** PASSAGE FOR REVIEW follows **

LiveStation delivers live TV to PCs
Livestation built on Microsoft’s Silverlight will bring Live TV to your PC.
The project, currently in beta, uses technology from Skinkers, a UK based company and rebroadcasts the BBC live. It could also be expanded to other TV stations.
Don Dodge writes, “LiveStation is delivered on Microsoft’s Silverlight with extraordinary quality and crispness. The video is like watching a DVD on your PC — no jerky motion, no buffering — it is just like watching live TV. What is different? There have been several ways to watch TV on your PC, so what is different here?”
* LiveStation uses Peer-to-Peer technology to distribute the TV signal, so it doesn’t require a big server infrastructure and lots of bandwidth. The P2P technology was developed at Microsoft’s Cambridge research lab and functions similar to BitTorrent.

** End of PASSAGE FOR REVIEW **
** ENTRIES PROVIDED follows **

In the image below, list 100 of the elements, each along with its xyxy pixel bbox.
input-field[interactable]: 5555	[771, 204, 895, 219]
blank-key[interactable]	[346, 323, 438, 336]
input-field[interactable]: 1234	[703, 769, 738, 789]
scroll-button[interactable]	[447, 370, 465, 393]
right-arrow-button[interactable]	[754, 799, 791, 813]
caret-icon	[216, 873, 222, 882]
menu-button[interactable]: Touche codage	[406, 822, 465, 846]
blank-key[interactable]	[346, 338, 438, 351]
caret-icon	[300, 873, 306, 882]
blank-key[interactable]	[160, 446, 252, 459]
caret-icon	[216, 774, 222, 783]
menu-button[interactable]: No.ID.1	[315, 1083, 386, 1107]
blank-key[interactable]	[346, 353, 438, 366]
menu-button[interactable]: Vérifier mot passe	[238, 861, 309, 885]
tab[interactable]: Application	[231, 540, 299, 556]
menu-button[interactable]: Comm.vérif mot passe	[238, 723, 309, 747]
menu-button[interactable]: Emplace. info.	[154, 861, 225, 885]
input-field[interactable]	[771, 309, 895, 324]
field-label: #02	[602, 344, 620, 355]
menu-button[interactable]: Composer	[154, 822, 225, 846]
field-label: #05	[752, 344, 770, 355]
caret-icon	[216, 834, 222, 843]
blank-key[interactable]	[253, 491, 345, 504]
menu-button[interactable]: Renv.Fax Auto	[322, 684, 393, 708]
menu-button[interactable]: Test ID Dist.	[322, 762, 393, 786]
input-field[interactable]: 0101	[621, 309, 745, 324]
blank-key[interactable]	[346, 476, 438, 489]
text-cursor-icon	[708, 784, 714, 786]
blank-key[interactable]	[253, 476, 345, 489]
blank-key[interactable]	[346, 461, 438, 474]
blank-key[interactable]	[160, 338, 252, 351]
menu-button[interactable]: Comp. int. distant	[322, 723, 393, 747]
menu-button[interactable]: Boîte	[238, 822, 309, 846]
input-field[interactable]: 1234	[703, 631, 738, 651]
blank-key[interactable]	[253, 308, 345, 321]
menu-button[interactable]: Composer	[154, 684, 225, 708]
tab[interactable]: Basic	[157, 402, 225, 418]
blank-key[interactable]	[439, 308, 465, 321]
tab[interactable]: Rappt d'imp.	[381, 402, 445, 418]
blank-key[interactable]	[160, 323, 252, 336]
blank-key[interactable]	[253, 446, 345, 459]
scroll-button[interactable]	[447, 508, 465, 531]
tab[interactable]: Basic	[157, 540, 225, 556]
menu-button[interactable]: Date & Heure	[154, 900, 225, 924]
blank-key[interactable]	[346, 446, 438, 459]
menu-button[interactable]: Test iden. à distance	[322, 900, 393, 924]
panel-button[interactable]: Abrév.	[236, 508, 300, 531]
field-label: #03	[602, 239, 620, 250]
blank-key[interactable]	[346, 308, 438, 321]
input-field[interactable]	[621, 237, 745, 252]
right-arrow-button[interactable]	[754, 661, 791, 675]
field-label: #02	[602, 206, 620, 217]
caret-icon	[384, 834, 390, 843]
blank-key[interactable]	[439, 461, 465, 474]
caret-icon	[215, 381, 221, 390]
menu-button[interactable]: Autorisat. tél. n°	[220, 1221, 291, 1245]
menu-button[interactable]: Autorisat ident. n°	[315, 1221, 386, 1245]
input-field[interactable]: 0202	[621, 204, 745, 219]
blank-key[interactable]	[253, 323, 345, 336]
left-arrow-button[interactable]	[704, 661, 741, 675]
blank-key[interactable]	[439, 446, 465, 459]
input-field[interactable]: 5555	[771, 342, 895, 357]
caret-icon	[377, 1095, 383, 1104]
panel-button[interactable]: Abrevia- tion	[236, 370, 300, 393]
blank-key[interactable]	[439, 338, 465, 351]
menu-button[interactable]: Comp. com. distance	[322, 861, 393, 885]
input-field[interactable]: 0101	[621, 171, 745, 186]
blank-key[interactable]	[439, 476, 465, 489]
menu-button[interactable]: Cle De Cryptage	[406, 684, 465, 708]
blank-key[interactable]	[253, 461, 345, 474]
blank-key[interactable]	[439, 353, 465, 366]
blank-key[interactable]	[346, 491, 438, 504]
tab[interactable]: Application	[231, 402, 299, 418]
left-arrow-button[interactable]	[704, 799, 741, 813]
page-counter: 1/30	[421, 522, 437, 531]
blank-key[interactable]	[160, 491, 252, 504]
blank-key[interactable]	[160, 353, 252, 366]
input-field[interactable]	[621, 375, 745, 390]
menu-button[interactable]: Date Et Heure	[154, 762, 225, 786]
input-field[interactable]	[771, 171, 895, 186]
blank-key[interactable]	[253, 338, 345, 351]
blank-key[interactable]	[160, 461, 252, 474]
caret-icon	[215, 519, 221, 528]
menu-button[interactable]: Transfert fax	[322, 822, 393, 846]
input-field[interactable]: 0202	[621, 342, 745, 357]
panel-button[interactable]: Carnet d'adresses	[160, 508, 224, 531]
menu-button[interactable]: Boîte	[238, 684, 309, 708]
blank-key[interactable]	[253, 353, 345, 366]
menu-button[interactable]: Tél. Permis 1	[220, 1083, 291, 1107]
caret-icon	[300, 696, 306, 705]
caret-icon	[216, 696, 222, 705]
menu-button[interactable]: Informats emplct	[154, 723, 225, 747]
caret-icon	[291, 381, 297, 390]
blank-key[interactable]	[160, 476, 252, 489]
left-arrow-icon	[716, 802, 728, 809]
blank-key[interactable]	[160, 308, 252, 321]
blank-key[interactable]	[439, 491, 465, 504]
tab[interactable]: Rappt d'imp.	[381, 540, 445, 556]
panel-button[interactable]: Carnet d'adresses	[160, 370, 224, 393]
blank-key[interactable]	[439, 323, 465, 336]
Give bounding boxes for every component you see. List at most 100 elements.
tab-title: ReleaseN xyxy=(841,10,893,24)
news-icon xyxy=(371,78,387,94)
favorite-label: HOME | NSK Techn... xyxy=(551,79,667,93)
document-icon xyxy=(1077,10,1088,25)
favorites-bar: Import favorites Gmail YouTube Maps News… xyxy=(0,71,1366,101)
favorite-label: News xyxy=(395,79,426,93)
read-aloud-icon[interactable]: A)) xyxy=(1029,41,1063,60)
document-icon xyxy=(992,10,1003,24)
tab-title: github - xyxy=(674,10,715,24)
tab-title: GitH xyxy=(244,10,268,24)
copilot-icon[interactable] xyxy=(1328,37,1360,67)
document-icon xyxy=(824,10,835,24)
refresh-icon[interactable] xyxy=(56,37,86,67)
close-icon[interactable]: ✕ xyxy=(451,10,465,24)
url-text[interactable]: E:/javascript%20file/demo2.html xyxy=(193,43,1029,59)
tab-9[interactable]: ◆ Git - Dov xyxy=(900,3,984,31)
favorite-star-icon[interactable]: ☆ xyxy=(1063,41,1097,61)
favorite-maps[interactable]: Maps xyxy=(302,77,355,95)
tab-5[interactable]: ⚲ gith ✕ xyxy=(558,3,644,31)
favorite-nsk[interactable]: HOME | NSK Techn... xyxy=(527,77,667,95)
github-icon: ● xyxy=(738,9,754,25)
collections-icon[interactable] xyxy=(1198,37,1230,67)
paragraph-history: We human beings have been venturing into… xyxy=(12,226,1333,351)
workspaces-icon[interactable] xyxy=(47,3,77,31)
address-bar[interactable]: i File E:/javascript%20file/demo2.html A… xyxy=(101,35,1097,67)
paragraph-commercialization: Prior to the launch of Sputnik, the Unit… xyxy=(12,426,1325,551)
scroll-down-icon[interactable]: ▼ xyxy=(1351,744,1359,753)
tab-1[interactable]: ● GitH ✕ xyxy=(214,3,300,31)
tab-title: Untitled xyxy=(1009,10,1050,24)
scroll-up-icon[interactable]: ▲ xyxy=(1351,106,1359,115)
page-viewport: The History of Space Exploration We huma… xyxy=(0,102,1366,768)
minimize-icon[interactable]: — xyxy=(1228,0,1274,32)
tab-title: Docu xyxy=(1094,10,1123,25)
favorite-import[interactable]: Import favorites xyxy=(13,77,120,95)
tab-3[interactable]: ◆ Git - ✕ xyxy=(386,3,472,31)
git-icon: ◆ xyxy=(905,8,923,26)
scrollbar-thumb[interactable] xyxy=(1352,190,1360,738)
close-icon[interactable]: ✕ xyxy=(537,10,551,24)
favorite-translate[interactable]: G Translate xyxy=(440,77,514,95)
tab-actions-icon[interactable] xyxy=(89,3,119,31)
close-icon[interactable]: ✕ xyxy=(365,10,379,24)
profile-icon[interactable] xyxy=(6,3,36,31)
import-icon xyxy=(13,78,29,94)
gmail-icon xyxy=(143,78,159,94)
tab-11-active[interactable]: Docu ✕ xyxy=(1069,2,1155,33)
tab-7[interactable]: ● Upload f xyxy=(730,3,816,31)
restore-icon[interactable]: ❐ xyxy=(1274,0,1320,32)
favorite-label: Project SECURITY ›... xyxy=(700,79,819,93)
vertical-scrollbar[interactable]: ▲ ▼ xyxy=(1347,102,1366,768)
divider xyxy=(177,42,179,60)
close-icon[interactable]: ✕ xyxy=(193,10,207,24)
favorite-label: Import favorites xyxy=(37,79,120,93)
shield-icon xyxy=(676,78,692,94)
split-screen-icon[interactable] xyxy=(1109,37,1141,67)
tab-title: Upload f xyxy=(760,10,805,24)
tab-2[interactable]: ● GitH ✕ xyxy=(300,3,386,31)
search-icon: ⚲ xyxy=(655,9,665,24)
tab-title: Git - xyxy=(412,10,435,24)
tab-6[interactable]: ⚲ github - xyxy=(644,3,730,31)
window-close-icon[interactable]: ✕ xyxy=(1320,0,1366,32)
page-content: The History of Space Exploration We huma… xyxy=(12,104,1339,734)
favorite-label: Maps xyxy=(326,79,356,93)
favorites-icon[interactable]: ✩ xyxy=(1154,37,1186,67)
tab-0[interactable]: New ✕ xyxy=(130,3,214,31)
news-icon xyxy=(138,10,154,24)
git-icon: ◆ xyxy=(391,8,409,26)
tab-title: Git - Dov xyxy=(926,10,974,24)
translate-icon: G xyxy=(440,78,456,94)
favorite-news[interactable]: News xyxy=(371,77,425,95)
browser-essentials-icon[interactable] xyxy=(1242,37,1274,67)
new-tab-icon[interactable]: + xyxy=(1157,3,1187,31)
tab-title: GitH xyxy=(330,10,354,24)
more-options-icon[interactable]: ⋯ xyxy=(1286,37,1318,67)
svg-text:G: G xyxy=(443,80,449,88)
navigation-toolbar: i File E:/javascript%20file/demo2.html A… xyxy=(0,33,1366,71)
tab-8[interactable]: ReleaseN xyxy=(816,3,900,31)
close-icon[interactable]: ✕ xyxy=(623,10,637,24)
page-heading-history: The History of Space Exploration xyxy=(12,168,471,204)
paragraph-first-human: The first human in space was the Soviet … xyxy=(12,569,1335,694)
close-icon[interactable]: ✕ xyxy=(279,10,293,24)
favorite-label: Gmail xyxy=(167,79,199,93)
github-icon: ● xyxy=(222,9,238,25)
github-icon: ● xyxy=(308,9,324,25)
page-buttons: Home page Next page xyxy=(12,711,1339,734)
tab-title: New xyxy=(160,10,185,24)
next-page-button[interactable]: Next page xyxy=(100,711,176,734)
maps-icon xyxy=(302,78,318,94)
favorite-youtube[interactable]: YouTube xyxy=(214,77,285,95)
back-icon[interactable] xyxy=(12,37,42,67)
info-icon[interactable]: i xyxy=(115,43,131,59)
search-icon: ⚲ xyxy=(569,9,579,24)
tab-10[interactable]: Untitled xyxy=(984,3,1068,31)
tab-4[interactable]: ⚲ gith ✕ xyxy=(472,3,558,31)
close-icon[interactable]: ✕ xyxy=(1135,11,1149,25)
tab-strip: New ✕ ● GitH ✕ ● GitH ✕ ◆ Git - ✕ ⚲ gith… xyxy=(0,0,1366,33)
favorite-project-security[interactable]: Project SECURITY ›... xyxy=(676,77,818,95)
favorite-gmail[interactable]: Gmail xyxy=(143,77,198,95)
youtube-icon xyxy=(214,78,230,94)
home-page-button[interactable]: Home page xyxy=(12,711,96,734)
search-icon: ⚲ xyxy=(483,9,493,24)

** End of ENTRIES PROVIDED **

### EXERCISE TASKS:
1. Condense the paragraph of the LiveStation article above that begins "The project, currently in beta" into a single shorter sentence, keeping its main facts.
2. Repeat the portion of the LiveStation article between "LiveStation delivers live" and "similar to BitTorrent.", inclusive.

### EXPECTED RESULTS:
1. Still in beta, the project uses technology from the UK-based company Skinkers, rebroadcasts the BBC live, and could be expanded to other TV stations.

2.
LiveStation delivers live TV to PCs
Livestation built on Microsoft’s Silverlight will bring Live TV to your PC.
The project, currently in beta, uses technology from Skinkers, a UK based company and rebroadcasts the BBC live. It could also be expanded to other TV stations.
Don Dodge writes, “LiveStation is delivered on Microsoft’s Silverlight with extraordinary quality and crispness. The video is like watching a DVD on your PC — no jerky motion, no buffering — it is just like watching live TV. What is different? There have been several ways to watch TV on your PC, so what is different here?”
* LiveStation uses Peer-to-Peer technology to distribute the TV signal, so it doesn’t require a big server infrastructure and lots of bandwidth. The P2P technology was developed at Microsoft’s Cambridge research lab and functions similar to BitTorrent.